GIVEN TEXT »
========================================
# Maverick County Buck



## Jfreeman (Nov 3, 2004)

I connected on this buck friday afternoon, about 5:45 pm. One shot from my 7stw did the job, he made it about 10yds and collapsed.


----------



## Crazy fisher (Apr 13, 2006)

Great Buck!!


----------



## Crazy fisher (Apr 13, 2006)

The RUT is ON!!!


----------



## asolde (May 22, 2004)

Big Buck, congrats, how old? what's his score? Thanks for the picture.


----------



## garza (Dec 27, 2006)

That Is Incredible


----------



## Charles Helm (Oct 22, 2004)

Dang! That's a cool-looking buck. Congratulations.


----------



## Jfreeman (Nov 3, 2004)

asolde said:


> Big Buck, congrats, how old? what's his score? Thanks for the picture.
========================================
RAW RECORDS »
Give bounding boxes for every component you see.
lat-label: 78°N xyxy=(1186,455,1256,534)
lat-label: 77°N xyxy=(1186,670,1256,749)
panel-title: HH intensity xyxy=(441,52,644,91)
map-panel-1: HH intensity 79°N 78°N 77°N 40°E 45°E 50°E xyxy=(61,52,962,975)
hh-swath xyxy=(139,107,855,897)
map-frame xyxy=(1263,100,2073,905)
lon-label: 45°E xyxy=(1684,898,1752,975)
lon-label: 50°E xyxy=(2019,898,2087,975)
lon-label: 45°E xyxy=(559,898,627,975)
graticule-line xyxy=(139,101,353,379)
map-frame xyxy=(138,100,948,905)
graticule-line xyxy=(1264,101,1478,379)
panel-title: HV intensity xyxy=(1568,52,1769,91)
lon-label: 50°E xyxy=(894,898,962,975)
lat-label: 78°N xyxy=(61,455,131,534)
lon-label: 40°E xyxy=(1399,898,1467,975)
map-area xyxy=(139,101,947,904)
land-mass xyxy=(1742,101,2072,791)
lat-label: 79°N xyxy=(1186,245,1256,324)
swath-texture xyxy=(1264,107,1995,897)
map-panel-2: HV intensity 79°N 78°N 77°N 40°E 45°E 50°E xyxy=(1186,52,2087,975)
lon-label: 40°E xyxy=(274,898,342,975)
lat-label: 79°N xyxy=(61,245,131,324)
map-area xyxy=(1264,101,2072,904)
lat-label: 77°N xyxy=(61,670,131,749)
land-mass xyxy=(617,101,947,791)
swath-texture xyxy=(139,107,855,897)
========================================
REQUIRED WORK »
Carry the Maverick County buck thread forward from its last line.

EXERCISE OUTPUT »
8yrs old. What do you think he scores?


----------



## CHARLIE (Jun 2, 2004)

Just a quick guess maybe 160.

Charlie


----------



## Mschuste (Jan 27, 2006)

Great Buck. Congrats! I would probably say about 165-169 or so.


----------



## Trouthunter (Dec 18, 1998)

I like his unusual antlers...congratulations.

TH


----------



## Snagged (May 21, 2004)

Very Nice buck.


----------



## 40inchred (Nov 14, 2007)

what a deer


----------



## Ranch Dog (Dec 25, 2007)

That is an outstanding buck!


----------



## KILLROY (Jul 2, 2005)

Wow what a Buck!I would like to kill one like that


----------



## jimk (May 28, 2004)

Unique antlers...quite a trophy..congratulations!!


----------



## Bucksnort (Jun 29, 2004)

Fantastic deer. Congratulations to you.


----------



## John Paul (Feb 22, 2006)

score?

gross 173


----------



## Jfreeman (Nov 3, 2004)

John Paul said:


> score?
> 
> gross 173


 Getting closer!


----------



## jt2hunt (May 13, 2006)

how old was he


----------



## Pod (Dec 11, 2004)

Really, Really nice!


----------



## haparks (Apr 12, 2006)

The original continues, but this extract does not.